Records about charts and figures
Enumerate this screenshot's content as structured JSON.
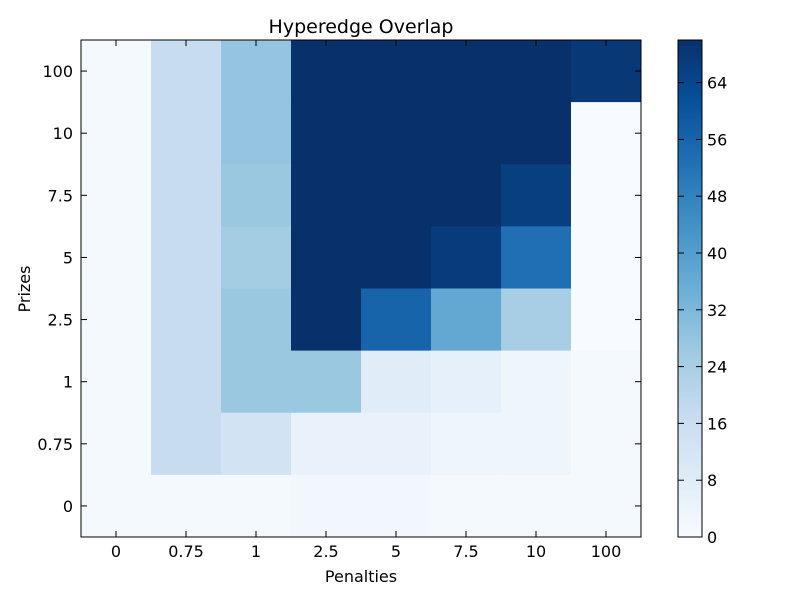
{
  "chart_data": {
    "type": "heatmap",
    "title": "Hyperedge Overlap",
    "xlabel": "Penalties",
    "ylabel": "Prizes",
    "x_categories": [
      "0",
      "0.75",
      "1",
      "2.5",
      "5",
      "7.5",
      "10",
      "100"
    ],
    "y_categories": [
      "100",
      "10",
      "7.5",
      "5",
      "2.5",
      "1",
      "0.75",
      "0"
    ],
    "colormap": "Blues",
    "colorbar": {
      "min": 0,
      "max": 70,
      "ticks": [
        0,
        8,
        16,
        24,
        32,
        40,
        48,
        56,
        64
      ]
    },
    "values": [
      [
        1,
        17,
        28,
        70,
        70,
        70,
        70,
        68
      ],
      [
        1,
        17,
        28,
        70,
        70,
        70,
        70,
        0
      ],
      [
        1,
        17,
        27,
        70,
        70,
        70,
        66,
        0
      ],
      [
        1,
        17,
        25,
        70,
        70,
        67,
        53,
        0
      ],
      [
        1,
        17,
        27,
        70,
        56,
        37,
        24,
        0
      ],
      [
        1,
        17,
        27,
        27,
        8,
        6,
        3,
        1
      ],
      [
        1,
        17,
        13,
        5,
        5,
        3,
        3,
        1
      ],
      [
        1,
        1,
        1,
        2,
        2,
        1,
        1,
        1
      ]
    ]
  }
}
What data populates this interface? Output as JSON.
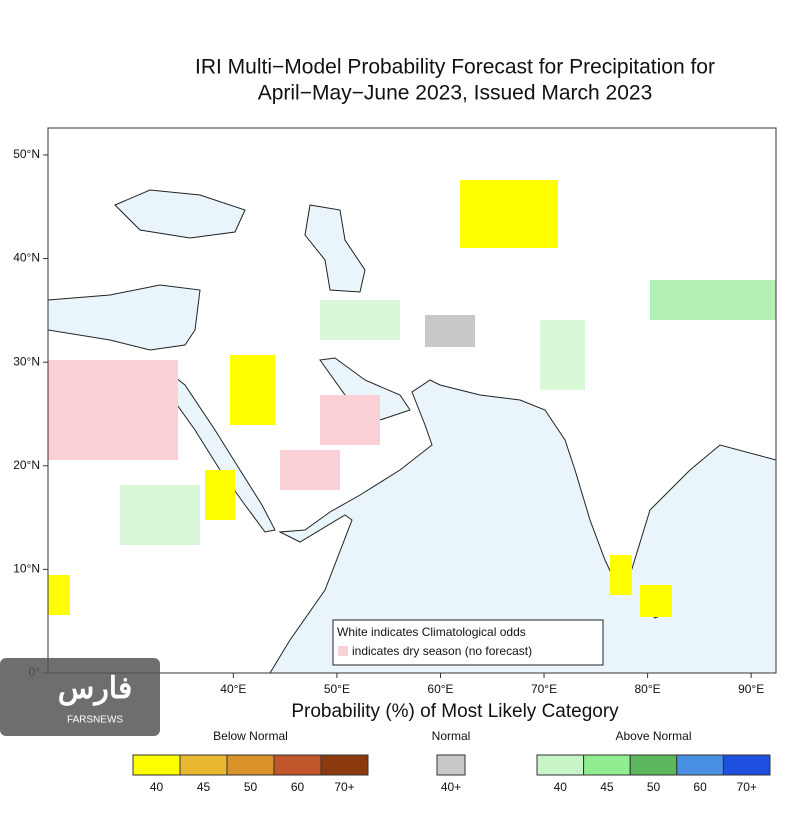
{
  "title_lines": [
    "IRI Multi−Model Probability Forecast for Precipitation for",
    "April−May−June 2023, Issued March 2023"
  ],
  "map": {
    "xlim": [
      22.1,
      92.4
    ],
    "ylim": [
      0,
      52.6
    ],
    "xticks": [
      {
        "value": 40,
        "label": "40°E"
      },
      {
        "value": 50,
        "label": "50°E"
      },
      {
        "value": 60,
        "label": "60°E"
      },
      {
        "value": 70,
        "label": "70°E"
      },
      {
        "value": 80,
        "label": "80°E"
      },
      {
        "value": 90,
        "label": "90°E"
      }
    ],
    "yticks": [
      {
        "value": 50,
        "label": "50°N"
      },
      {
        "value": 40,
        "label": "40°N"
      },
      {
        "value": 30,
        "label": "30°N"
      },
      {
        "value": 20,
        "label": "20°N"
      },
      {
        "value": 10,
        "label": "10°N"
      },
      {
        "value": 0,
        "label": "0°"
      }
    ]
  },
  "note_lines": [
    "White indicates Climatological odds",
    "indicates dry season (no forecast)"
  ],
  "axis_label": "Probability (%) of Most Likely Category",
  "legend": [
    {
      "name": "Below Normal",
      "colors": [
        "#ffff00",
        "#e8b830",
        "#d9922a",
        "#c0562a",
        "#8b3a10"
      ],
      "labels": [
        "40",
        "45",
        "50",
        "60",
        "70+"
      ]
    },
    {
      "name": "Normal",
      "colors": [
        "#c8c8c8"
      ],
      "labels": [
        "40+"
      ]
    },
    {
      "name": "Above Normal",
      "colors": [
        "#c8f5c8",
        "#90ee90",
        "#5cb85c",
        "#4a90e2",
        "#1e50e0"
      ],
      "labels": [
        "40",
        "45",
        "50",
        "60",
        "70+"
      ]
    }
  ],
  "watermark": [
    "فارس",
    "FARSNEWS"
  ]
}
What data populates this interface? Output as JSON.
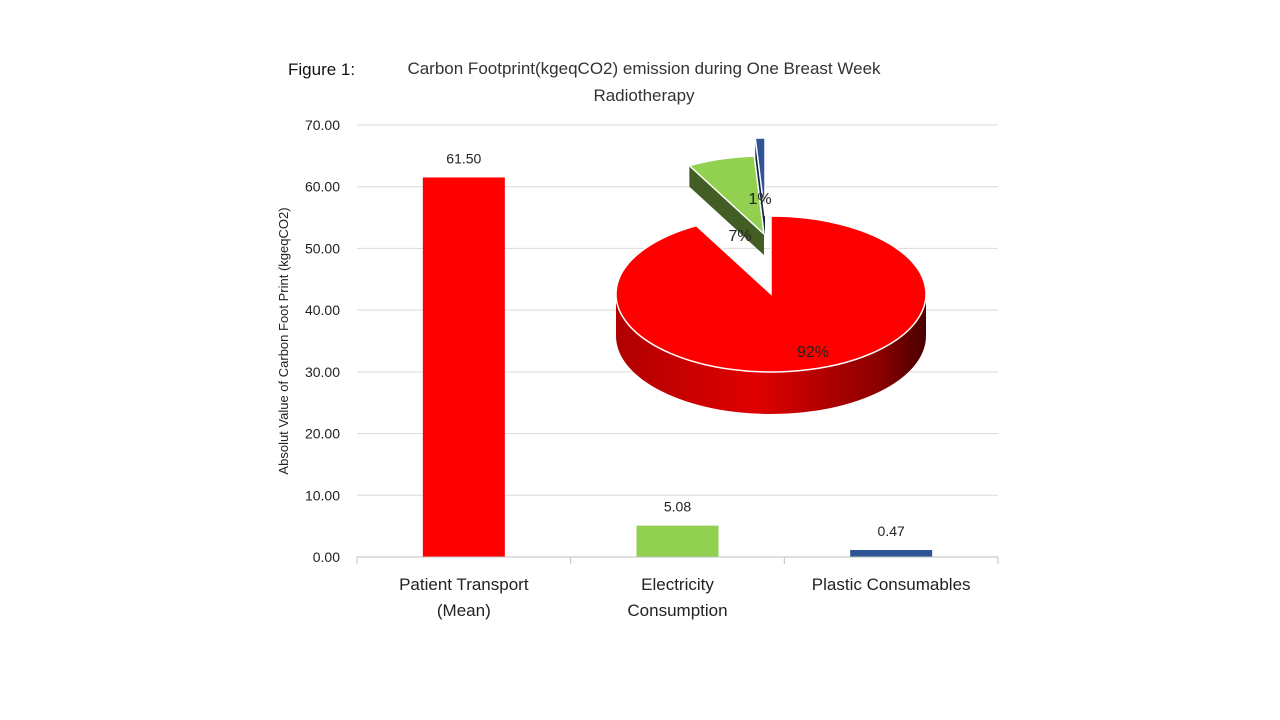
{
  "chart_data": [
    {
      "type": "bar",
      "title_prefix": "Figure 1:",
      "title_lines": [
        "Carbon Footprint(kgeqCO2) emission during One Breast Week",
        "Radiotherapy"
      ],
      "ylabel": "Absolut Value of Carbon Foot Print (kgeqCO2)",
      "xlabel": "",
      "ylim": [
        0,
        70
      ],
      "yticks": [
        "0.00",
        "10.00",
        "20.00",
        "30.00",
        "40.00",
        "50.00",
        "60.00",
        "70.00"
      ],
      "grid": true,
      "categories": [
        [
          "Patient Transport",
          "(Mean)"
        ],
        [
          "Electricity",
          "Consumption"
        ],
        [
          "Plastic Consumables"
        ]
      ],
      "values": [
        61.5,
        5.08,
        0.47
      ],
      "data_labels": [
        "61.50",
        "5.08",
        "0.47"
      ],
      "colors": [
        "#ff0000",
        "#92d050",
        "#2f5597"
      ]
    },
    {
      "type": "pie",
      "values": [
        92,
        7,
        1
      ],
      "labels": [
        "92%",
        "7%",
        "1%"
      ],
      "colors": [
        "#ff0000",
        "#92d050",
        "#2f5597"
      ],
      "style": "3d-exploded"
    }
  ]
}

* * *

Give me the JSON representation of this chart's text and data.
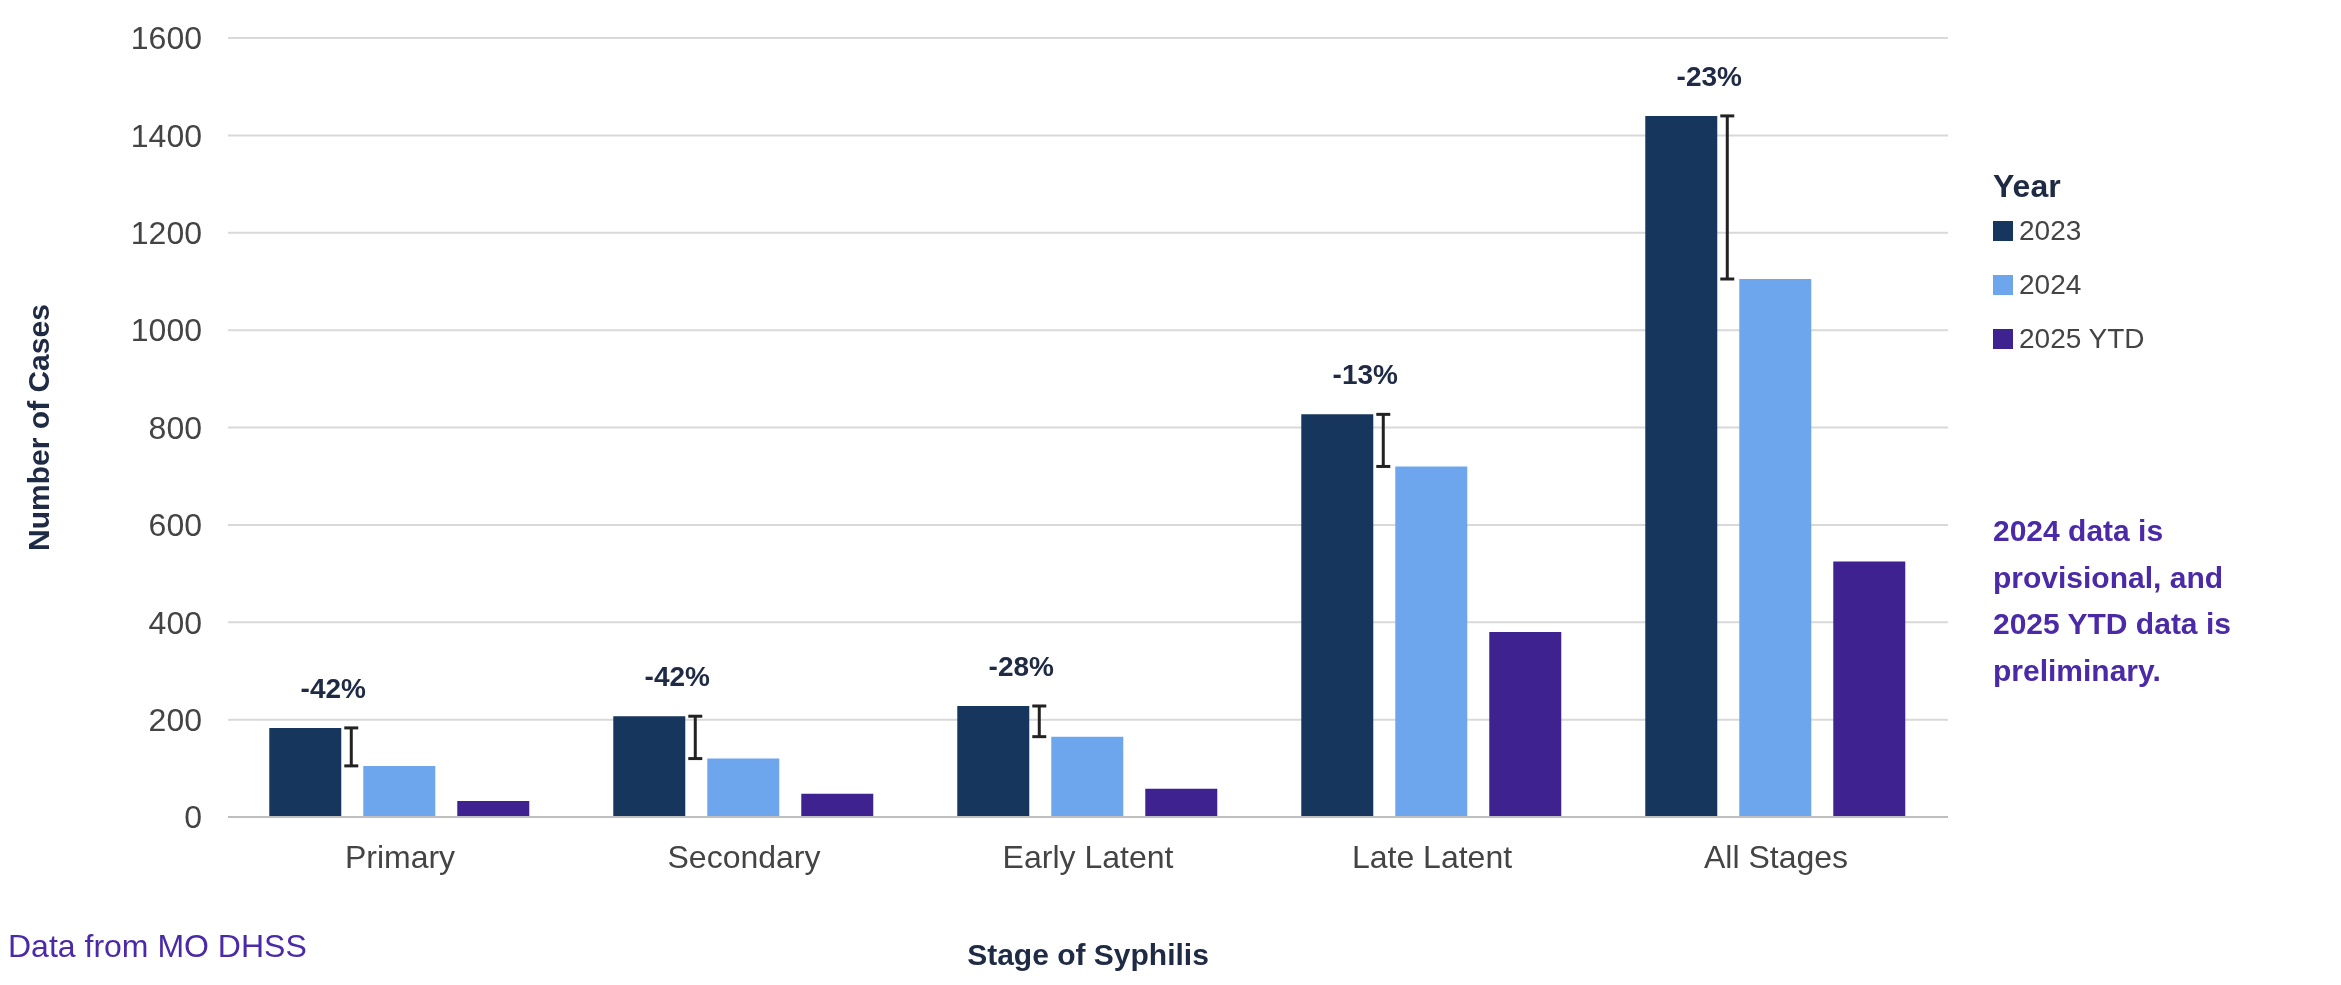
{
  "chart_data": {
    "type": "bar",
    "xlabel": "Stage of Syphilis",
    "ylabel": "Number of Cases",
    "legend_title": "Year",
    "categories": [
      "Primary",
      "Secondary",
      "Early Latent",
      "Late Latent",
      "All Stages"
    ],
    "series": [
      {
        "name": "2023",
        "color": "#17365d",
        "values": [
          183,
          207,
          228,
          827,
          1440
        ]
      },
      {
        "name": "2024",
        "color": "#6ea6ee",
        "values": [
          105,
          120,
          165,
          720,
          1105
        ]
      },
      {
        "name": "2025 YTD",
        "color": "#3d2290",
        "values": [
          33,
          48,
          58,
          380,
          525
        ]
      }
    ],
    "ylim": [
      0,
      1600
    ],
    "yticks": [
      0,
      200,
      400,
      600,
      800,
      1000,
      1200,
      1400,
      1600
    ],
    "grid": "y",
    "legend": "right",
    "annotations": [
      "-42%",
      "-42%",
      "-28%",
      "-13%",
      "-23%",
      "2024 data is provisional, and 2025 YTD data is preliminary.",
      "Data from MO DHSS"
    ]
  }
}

...

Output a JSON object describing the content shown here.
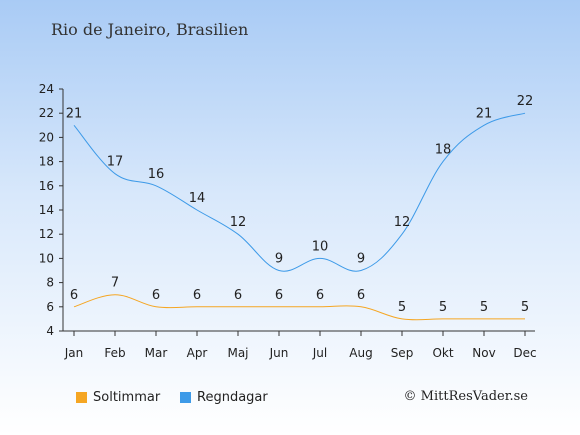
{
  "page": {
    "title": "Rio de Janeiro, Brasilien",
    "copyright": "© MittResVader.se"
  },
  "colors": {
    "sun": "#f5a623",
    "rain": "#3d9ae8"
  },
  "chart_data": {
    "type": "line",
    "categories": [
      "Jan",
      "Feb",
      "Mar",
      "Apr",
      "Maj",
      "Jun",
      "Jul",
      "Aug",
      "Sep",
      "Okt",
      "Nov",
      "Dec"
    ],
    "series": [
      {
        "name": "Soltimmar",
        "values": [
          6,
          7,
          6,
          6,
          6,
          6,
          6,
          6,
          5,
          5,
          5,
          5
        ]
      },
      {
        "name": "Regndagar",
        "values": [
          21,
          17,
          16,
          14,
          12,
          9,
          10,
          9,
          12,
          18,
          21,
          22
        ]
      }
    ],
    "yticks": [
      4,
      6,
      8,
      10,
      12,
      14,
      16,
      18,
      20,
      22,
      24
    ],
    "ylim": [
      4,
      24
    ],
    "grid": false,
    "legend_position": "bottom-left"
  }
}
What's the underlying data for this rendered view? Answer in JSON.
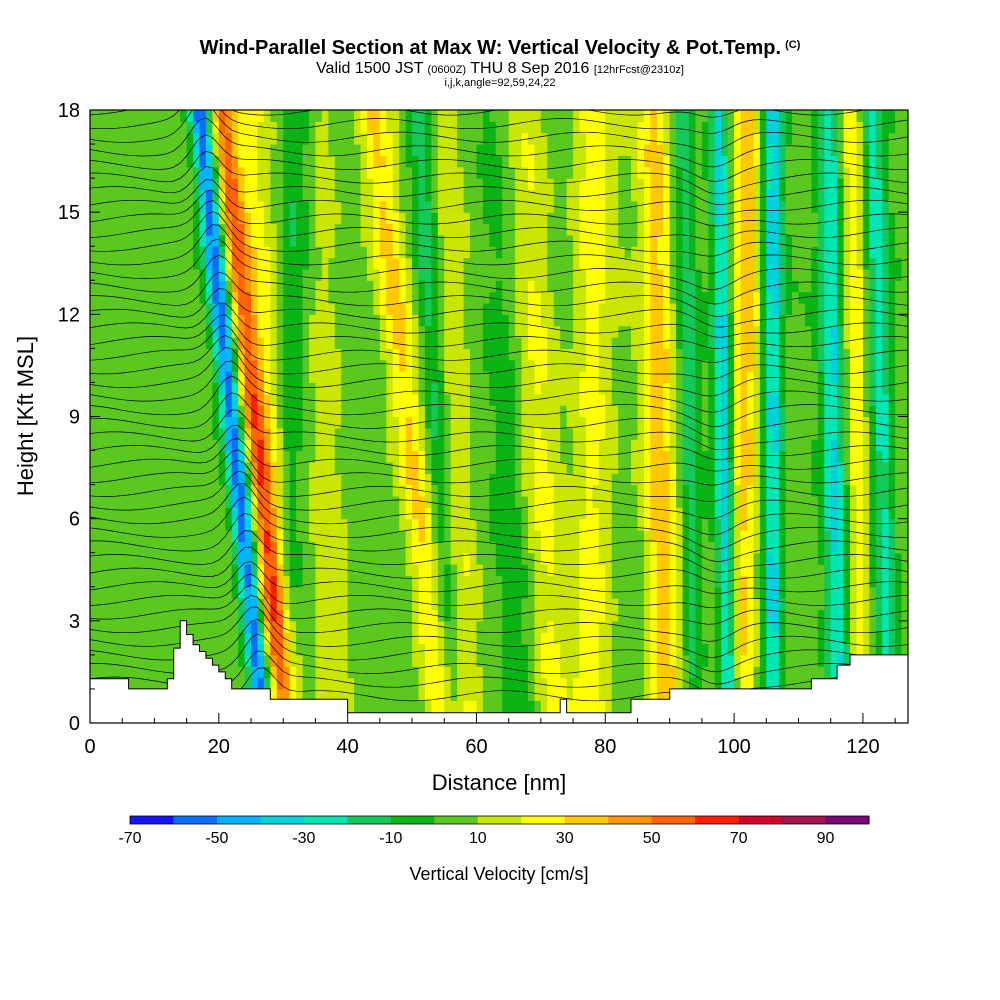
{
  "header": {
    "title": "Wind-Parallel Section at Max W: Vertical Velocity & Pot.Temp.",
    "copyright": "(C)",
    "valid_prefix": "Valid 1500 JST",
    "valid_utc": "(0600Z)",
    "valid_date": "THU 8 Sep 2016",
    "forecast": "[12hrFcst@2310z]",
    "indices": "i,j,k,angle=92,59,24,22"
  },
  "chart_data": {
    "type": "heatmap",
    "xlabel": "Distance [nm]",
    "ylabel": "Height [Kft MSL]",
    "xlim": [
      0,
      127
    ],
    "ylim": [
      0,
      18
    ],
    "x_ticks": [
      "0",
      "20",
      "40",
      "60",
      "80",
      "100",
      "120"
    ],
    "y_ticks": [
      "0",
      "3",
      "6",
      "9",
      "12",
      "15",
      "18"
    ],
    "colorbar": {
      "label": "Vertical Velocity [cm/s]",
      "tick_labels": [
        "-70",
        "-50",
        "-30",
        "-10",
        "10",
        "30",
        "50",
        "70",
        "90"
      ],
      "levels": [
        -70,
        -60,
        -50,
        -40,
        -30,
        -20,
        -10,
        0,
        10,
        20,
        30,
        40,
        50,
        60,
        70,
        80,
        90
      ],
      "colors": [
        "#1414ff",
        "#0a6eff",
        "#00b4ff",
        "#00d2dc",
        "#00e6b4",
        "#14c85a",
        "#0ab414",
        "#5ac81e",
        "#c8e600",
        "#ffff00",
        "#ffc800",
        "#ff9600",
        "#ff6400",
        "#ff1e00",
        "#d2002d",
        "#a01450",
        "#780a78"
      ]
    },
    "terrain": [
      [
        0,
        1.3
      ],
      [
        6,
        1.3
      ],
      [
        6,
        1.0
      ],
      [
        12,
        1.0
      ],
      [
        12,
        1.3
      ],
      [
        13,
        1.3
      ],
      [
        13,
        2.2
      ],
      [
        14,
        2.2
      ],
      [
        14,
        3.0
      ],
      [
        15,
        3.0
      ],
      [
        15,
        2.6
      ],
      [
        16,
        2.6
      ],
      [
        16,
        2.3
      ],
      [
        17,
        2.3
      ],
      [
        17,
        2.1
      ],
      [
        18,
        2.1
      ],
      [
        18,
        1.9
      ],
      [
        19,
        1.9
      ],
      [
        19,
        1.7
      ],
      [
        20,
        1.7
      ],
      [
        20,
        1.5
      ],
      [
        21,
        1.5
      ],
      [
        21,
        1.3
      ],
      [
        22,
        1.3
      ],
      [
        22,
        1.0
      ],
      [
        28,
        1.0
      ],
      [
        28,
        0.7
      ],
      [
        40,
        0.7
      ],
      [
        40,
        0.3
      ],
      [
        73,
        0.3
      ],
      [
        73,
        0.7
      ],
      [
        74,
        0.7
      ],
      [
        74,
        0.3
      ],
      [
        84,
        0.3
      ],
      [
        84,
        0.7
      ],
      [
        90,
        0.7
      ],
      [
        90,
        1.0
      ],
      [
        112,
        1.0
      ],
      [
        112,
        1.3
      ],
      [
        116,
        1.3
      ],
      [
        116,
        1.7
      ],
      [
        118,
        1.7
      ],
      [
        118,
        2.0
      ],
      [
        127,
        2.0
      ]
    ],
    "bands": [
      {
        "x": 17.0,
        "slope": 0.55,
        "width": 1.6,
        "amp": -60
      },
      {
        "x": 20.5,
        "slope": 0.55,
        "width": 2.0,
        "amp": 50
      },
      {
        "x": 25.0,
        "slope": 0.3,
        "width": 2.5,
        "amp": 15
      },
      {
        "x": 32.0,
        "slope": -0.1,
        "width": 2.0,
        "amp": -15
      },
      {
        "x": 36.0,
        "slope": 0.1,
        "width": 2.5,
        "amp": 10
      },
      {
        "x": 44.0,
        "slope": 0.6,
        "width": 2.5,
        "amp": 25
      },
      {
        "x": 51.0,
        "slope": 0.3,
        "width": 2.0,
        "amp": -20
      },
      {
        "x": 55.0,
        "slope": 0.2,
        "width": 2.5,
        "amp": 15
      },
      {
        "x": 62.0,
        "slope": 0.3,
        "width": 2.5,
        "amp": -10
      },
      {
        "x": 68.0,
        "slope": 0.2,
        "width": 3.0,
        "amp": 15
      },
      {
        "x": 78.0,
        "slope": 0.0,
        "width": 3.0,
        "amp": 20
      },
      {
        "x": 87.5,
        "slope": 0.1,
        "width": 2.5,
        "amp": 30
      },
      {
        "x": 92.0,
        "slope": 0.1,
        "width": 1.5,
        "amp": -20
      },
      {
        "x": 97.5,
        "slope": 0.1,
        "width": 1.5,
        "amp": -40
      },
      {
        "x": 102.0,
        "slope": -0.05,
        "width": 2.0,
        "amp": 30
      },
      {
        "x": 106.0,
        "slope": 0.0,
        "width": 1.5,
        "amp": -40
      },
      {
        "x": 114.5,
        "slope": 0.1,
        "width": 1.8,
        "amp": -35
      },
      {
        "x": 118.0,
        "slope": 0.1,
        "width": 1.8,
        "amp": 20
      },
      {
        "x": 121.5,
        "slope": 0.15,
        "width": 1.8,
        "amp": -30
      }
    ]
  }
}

> [What is asked] Exactly how many lines contain "Probability"? State the number and nothing else.

> [Problem solution] 2